• [TEXT EXCERPT]:
On 12/02/2024 17:47, Hugh Gleaves via Gcc wrote:
I’m interested in whether it would be feasible to add an optimization that
compacted assignments to multiple bit fields.
Today, if I have a 32 bit long struct composed of say, four 8 bit fields and
assign constants to them like this:
ahb1_ptr->RCC.CFGR.MCO1_PRE = 7;
ahb1_ptr->RCC.CFGR.I2SSC = 0;
ahb1_ptr->RCC.CFGR.MCO1 = 3;
This generates code (on Arm) like this:
ahb1_ptr->RCC.CFGR.MCO1_PRE = 7;
0x08000230 ldr.w r1, [r3, #2056] @ 0x808
0x08000234 orr.w r1, r1, #117440512 @ 0x7000000
0x08000238 str.w r1, [r3, #2056] @ 0x808
ahb1_ptr->RCC.CFGR.I2SSC = 0;
0x0800023c ldr.w r1, [r3, #2056] @ 0x808
0x08000240 bfc r1, #23, #1
0x08000244 str.w r1, [r3, #2056] @ 0x808
ahb1_ptr->RCC.CFGR.MCO1 = 3;
0x08000248 ldr.w r1, [r3, #2056] @ 0x808
0x0800024c orr.w r1, r1, #6291456 @ 0x600000
0x08000250 str.w r1, [r3, #2056] @ 0x808
It would be an improvement, if the compiler analyzed these assignments and
realized they are all modifications to the same 32 bit datum, generate an
appropriate OR and AND bitmask and then apply those to the register and do just
a single store at the end.
In other words, infer the equivalent of this:
RCC->CFGR &= ~0x07E00000;
RCC->CFGR |= 0x07600000;
This strikes me as very feasible, the compiler knows the offset and bit length
of the sub fields so all of the information needed seems to be present.

• [RAW DATA]:
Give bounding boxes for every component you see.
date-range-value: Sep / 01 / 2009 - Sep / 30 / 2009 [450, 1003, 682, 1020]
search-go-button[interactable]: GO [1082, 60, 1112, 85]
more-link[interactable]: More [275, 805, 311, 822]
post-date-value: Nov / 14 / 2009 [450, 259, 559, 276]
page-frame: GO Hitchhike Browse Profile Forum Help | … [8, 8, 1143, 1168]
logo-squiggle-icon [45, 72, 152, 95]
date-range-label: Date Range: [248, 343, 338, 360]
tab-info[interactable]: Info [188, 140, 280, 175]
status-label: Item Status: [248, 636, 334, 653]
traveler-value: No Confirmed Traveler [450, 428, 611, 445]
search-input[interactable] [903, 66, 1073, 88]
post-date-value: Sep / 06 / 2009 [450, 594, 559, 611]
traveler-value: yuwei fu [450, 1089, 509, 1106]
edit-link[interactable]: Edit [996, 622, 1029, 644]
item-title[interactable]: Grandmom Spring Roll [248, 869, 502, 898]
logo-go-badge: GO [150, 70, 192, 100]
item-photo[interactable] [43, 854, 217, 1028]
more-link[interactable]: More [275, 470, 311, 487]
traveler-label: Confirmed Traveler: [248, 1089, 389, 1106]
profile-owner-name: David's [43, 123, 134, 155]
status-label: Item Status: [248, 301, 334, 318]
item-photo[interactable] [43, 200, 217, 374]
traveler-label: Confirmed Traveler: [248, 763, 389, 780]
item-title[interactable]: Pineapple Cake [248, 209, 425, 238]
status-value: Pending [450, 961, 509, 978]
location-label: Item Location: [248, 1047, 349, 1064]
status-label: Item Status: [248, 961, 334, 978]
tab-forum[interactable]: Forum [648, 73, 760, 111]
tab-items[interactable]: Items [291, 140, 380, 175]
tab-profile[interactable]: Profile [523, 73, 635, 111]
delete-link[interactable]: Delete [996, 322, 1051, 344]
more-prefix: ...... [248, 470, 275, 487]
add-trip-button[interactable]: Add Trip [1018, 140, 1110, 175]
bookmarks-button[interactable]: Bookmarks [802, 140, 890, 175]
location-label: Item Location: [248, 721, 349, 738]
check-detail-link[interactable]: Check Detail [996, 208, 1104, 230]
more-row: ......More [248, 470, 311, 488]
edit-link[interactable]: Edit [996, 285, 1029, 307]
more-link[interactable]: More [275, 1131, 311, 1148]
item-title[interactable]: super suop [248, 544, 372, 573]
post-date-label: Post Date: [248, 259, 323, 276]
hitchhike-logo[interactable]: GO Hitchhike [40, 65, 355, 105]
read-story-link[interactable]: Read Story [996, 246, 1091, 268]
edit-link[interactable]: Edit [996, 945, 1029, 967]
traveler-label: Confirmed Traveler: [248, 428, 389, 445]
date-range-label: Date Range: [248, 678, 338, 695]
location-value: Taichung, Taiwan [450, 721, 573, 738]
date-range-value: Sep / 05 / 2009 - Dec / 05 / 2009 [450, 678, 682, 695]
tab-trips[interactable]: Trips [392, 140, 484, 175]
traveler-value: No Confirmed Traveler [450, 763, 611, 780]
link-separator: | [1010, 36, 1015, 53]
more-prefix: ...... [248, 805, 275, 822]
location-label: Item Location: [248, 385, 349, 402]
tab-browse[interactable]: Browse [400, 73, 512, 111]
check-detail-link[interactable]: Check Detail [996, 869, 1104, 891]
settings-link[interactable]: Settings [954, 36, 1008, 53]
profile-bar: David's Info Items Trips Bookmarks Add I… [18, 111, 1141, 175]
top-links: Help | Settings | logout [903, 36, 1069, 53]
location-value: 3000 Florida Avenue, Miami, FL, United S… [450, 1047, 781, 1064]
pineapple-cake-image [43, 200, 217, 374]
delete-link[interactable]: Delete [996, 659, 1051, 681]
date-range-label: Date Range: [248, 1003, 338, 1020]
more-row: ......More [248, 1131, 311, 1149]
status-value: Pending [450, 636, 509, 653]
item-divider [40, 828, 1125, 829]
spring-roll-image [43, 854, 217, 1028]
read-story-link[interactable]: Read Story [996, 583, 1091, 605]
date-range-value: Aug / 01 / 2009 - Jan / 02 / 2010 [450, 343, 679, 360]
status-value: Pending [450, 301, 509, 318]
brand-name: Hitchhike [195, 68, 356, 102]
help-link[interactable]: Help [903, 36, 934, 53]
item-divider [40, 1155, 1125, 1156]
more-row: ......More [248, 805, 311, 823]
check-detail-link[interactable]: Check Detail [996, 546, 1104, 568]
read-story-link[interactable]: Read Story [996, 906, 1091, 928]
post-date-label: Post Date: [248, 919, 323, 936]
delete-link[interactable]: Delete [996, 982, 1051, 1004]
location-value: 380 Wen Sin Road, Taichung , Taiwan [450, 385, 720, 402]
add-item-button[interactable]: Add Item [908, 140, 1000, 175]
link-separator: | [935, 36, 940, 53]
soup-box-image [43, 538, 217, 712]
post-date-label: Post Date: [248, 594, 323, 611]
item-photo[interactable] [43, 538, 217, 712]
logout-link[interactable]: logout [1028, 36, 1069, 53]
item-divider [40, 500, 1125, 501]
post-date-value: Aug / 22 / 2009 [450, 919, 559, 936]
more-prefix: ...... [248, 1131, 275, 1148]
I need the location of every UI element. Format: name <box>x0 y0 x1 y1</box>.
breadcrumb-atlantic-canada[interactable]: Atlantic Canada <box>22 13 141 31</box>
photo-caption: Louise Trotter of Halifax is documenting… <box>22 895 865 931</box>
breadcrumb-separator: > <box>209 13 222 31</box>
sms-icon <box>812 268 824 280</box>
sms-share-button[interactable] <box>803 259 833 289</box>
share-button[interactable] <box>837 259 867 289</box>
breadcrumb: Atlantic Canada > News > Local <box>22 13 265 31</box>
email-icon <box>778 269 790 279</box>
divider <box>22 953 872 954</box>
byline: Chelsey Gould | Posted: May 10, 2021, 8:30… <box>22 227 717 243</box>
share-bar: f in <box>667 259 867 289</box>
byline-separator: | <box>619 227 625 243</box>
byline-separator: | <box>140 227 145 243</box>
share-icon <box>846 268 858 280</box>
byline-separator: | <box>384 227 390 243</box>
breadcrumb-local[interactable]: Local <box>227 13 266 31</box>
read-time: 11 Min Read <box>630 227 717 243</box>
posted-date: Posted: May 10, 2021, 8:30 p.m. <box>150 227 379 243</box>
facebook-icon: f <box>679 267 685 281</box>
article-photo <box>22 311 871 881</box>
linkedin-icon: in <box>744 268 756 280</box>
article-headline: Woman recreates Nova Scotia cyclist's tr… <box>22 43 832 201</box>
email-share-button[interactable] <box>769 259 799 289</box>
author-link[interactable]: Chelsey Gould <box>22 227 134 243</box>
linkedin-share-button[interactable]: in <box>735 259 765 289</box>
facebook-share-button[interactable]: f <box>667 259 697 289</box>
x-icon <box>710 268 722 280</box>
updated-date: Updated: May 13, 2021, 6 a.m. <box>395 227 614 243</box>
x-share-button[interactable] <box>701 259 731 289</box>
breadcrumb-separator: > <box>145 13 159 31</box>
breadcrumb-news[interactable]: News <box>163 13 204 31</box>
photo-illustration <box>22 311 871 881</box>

• [WHAT IS BEING ASKED]: Please pick up the mailing-list message about merging bit-field assignments into a single store, continuing from its last sentence.

• [TASK ANSWER]:
Thoughts…
In most such cases, the underlying definition of the structure (or the
pointer to the structure) is volatile, because it is a hardware
register. The compiler cannot combine the register field settings,
because volatile accesses must not be combined - precisely so that
programmers can reliably control hardware. It is normal to want to be
sure that a particular bitfield is changed, and only after that will the
next bitfield be changed, and so on. Sometimes that means the result is
slower than it would have to be - but this is much better than giving
wrong results when the programmer needs the changes to be handled
separately.
It is not uncommon for the bytes underlying a hardware register bitfield
struct to be available directly as well, letting you do the bit
manipulation in a local copy which you then write out in a single operation.